-- START OF SOURCE MATERIAL --

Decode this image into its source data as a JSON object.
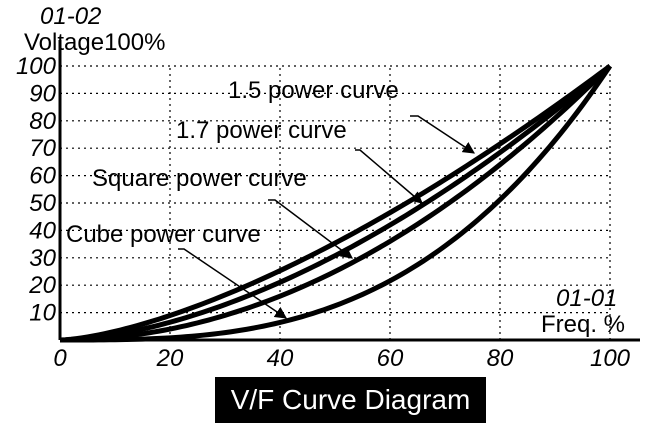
{
  "chart_data": {
    "type": "line",
    "title": "V/F Curve Diagram",
    "y_param": "01-02",
    "ylabel": "Voltage100%",
    "x_param": "01-01",
    "xlabel": "Freq. %",
    "xlim": [
      0,
      100
    ],
    "ylim": [
      0,
      100
    ],
    "x_ticks": [
      0,
      20,
      40,
      60,
      80,
      100
    ],
    "y_ticks": [
      10,
      20,
      30,
      40,
      50,
      60,
      70,
      80,
      90,
      100
    ],
    "grid": true,
    "series": [
      {
        "name": "1.5 power curve",
        "exponent": 1.5,
        "x": [
          0,
          10,
          20,
          30,
          40,
          50,
          60,
          70,
          80,
          90,
          100
        ],
        "y": [
          0,
          3.2,
          8.9,
          16.4,
          25.3,
          35.4,
          46.5,
          58.6,
          71.6,
          85.4,
          100
        ]
      },
      {
        "name": "1.7 power curve",
        "exponent": 1.7,
        "x": [
          0,
          10,
          20,
          30,
          40,
          50,
          60,
          70,
          80,
          90,
          100
        ],
        "y": [
          0,
          2.0,
          6.5,
          12.9,
          21.1,
          30.8,
          42.0,
          54.5,
          68.4,
          83.6,
          100
        ]
      },
      {
        "name": "Square power curve",
        "exponent": 2,
        "x": [
          0,
          10,
          20,
          30,
          40,
          50,
          60,
          70,
          80,
          90,
          100
        ],
        "y": [
          0,
          1.0,
          4.0,
          9.0,
          16.0,
          25.0,
          36.0,
          49.0,
          64.0,
          81.0,
          100
        ]
      },
      {
        "name": "Cube power curve",
        "exponent": 3,
        "x": [
          0,
          10,
          20,
          30,
          40,
          50,
          60,
          70,
          80,
          90,
          100
        ],
        "y": [
          0,
          0.1,
          0.8,
          2.7,
          6.4,
          12.5,
          21.6,
          34.3,
          51.2,
          72.9,
          100
        ]
      }
    ]
  }
}
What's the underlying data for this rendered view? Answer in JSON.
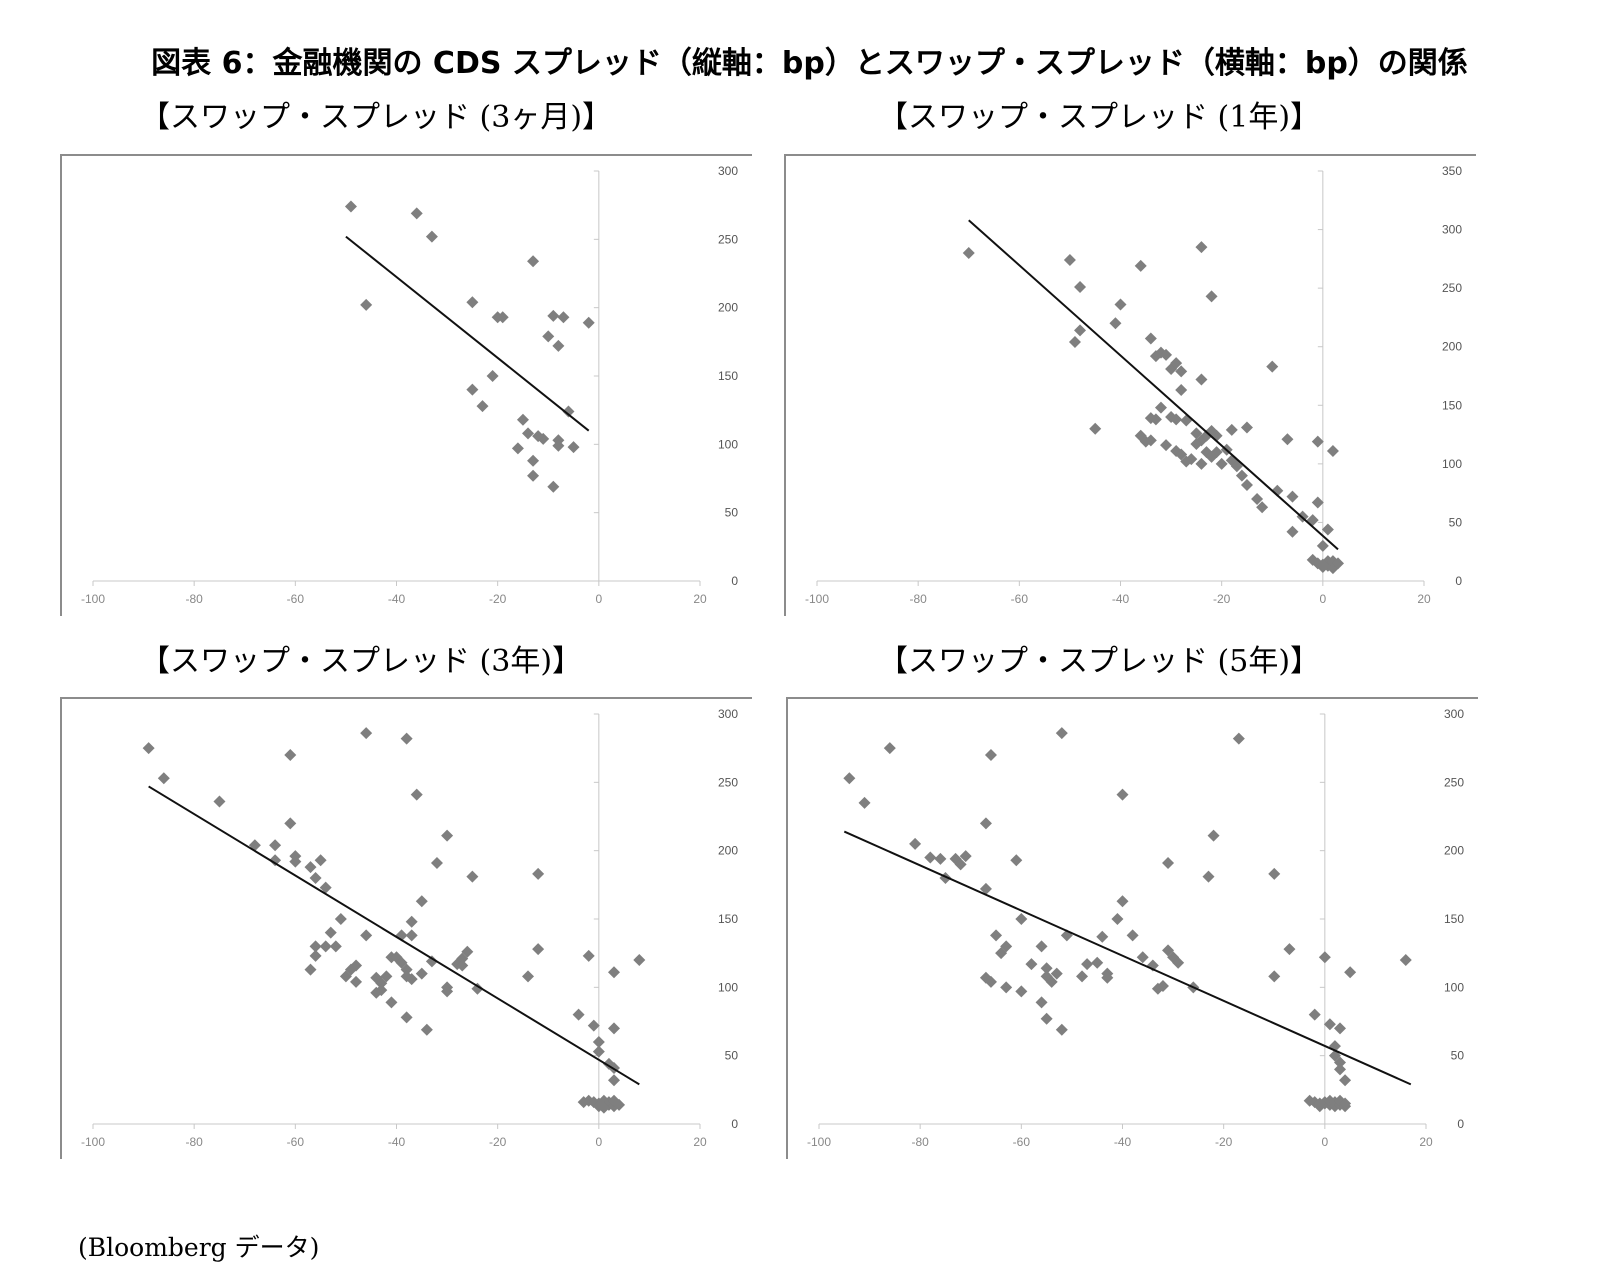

-- END OF SOURCE MATERIAL --

**WRITTEN REQUEST**
In the records, locate each line holding the string "name" and copy it.

**WRITTEN SOLUTION**
        "name": "1.5 power curve",
        "name": "1.7 power curve",
        "name": "Square power curve",
        "name": "Cube power curve",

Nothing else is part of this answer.